Data shown ->
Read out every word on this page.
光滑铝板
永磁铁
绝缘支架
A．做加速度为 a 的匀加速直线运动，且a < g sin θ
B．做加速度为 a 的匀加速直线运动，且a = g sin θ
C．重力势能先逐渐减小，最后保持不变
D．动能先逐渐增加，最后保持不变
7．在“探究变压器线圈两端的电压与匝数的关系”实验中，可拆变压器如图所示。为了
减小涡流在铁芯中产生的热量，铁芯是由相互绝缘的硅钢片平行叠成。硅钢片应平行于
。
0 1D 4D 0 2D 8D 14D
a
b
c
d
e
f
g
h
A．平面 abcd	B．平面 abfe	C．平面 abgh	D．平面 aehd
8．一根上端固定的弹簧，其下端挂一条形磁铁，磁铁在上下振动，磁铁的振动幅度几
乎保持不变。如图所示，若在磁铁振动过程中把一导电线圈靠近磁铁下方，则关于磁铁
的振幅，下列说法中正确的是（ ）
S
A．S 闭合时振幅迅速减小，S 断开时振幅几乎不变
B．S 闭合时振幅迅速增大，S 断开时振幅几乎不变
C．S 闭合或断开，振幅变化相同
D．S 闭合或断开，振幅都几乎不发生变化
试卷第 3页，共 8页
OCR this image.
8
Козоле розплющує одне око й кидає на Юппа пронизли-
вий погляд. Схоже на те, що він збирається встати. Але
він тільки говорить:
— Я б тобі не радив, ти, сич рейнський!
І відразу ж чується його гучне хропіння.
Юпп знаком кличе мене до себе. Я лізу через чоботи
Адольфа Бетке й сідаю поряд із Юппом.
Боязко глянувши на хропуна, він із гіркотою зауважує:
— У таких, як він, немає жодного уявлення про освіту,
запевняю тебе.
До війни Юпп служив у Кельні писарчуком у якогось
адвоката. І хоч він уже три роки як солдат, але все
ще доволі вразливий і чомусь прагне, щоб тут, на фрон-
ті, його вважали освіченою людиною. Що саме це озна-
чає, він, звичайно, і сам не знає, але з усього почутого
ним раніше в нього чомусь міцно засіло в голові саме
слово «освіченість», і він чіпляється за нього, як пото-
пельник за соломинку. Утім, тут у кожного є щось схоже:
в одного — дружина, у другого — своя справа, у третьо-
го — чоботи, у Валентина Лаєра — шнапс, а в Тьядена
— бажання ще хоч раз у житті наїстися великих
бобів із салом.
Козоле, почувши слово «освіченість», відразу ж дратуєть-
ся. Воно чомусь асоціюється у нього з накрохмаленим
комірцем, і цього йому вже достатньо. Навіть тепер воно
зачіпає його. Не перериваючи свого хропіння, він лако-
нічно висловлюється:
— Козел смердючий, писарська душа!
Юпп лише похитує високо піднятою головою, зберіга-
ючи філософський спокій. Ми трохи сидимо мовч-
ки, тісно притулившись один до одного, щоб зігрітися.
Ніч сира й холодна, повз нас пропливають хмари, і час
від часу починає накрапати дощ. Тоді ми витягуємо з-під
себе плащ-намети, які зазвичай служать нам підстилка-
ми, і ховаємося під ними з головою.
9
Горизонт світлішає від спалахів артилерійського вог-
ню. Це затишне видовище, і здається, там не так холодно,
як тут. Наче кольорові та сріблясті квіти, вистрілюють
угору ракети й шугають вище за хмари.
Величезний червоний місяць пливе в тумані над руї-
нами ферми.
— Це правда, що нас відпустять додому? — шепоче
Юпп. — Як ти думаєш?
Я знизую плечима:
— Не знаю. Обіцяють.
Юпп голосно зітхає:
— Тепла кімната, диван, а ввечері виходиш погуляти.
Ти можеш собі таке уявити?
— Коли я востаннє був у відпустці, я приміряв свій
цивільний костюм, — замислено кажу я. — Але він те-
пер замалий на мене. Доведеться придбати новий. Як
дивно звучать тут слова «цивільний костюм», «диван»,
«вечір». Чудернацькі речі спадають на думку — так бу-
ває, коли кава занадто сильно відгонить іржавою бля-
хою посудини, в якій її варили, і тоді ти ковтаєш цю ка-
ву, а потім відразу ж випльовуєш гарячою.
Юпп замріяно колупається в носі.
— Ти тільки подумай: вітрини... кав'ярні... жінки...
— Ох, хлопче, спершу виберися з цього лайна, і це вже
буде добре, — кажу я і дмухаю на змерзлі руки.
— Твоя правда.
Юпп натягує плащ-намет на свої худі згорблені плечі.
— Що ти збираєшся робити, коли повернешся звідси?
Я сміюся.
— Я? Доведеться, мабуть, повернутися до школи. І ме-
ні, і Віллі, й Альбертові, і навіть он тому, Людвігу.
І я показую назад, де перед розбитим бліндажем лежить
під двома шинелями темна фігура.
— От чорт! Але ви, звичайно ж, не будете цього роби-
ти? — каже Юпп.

Written request -> Reproduce the data, keeping every line exactly the same.

Complete answer ->
Read out every word on this page.
光滑铝板
永磁铁
绝缘支架
A．做加速度为 a 的匀加速直线运动，且a < g sin θ
B．做加速度为 a 的匀加速直线运动，且a = g sin θ
C．重力势能先逐渐减小，最后保持不变
D．动能先逐渐增加，最后保持不变
7．在“探究变压器线圈两端的电压与匝数的关系”实验中，可拆变压器如图所示。为了
减小涡流在铁芯中产生的热量，铁芯是由相互绝缘的硅钢片平行叠成。硅钢片应平行于
。
0 1D 4D 0 2D 8D 14D
a
b
c
d
e
f
g
h
A．平面 abcd	B．平面 abfe	C．平面 abgh	D．平面 aehd
8．一根上端固定的弹簧，其下端挂一条形磁铁，磁铁在上下振动，磁铁的振动幅度几
乎保持不变。如图所示，若在磁铁振动过程中把一导电线圈靠近磁铁下方，则关于磁铁
的振幅，下列说法中正确的是（ ）
S
A．S 闭合时振幅迅速减小，S 断开时振幅几乎不变
B．S 闭合时振幅迅速增大，S 断开时振幅几乎不变
C．S 闭合或断开，振幅变化相同
D．S 闭合或断开，振幅都几乎不发生变化
试卷第 3页，共 8页
OCR this image.
8
Козоле розплющує одне око й кидає на Юппа пронизли-
вий погляд. Схоже на те, що він збирається встати. Але
він тільки говорить:
— Я б тобі не радив, ти, сич рейнський!
І відразу ж чується його гучне хропіння.
Юпп знаком кличе мене до себе. Я лізу через чоботи
Адольфа Бетке й сідаю поряд із Юппом.
Боязко глянувши на хропуна, він із гіркотою зауважує:
— У таких, як він, немає жодного уявлення про освіту,
запевняю тебе.
До війни Юпп служив у Кельні писарчуком у якогось
адвоката. І хоч він уже три роки як солдат, але все
ще доволі вразливий і чомусь прагне, щоб тут, на фрон-
ті, його вважали освіченою людиною. Що саме це озна-
чає, він, звичайно, і сам не знає, але з усього почутого
ним раніше в нього чомусь міцно засіло в голові саме
слово «освіченість», і він чіпляється за нього, як пото-
пельник за соломинку. Утім, тут у кожного є щось схоже:
в одного — дружина, у другого — своя справа, у третьо-
го — чоботи, у Валентина Лаєра — шнапс, а в Тьядена
— бажання ще хоч раз у житті наїстися великих
бобів із салом.
Козоле, почувши слово «освіченість», відразу ж дратуєть-
ся. Воно чомусь асоціюється у нього з накрохмаленим
комірцем, і цього йому вже достатньо. Навіть тепер воно
зачіпає його. Не перериваючи свого хропіння, він лако-
нічно висловлюється:
— Козел смердючий, писарська душа!
Юпп лише похитує високо піднятою головою, зберіга-
ючи філософський спокій. Ми трохи сидимо мовч-
ки, тісно притулившись один до одного, щоб зігрітися.
Ніч сира й холодна, повз нас пропливають хмари, і час
від часу починає накрапати дощ. Тоді ми витягуємо з-під
себе плащ-намети, які зазвичай служать нам підстилка-
ми, і ховаємося під ними з головою.
9
Горизонт світлішає від спалахів артилерійського вог-
ню. Це затишне видовище, і здається, там не так холодно,
як тут. Наче кольорові та сріблясті квіти, вистрілюють
угору ракети й шугають вище за хмари.
Величезний червоний місяць пливе в тумані над руї-
нами ферми.
— Це правда, що нас відпустять додому? — шепоче
Юпп. — Як ти думаєш?
Я знизую плечима:
— Не знаю. Обіцяють.
Юпп голосно зітхає:
— Тепла кімната, диван, а ввечері виходиш погуляти.
Ти можеш собі таке уявити?
— Коли я востаннє був у відпустці, я приміряв свій
цивільний костюм, — замислено кажу я. — Але він те-
пер замалий на мене. Доведеться придбати новий. Як
дивно звучать тут слова «цивільний костюм», «диван»,
«вечір». Чудернацькі речі спадають на думку — так бу-
ває, коли кава занадто сильно відгонить іржавою бля-
хою посудини, в якій її варили, і тоді ти ковтаєш цю ка-
ву, а потім відразу ж випльовуєш гарячою.
Юпп замріяно колупається в носі.
— Ти тільки подумай: вітрини... кав'ярні... жінки...
— Ох, хлопче, спершу виберися з цього лайна, і це вже
буде добре, — кажу я і дмухаю на змерзлі руки.
— Твоя правда.
Юпп натягує плащ-намет на свої худі згорблені плечі.
— Що ти збираєшся робити, коли повернешся звідси?
Я сміюся.
— Я? Доведеться, мабуть, повернутися до школи. І ме-
ні, і Віллі, й Альбертові, і навіть он тому, Людвігу.
І я показую назад, де перед розбитим бліндажем лежить
під двома шинелями темна фігура.
— От чорт! Але ви, звичайно ж, не будете цього роби-
ти? — каже Юпп.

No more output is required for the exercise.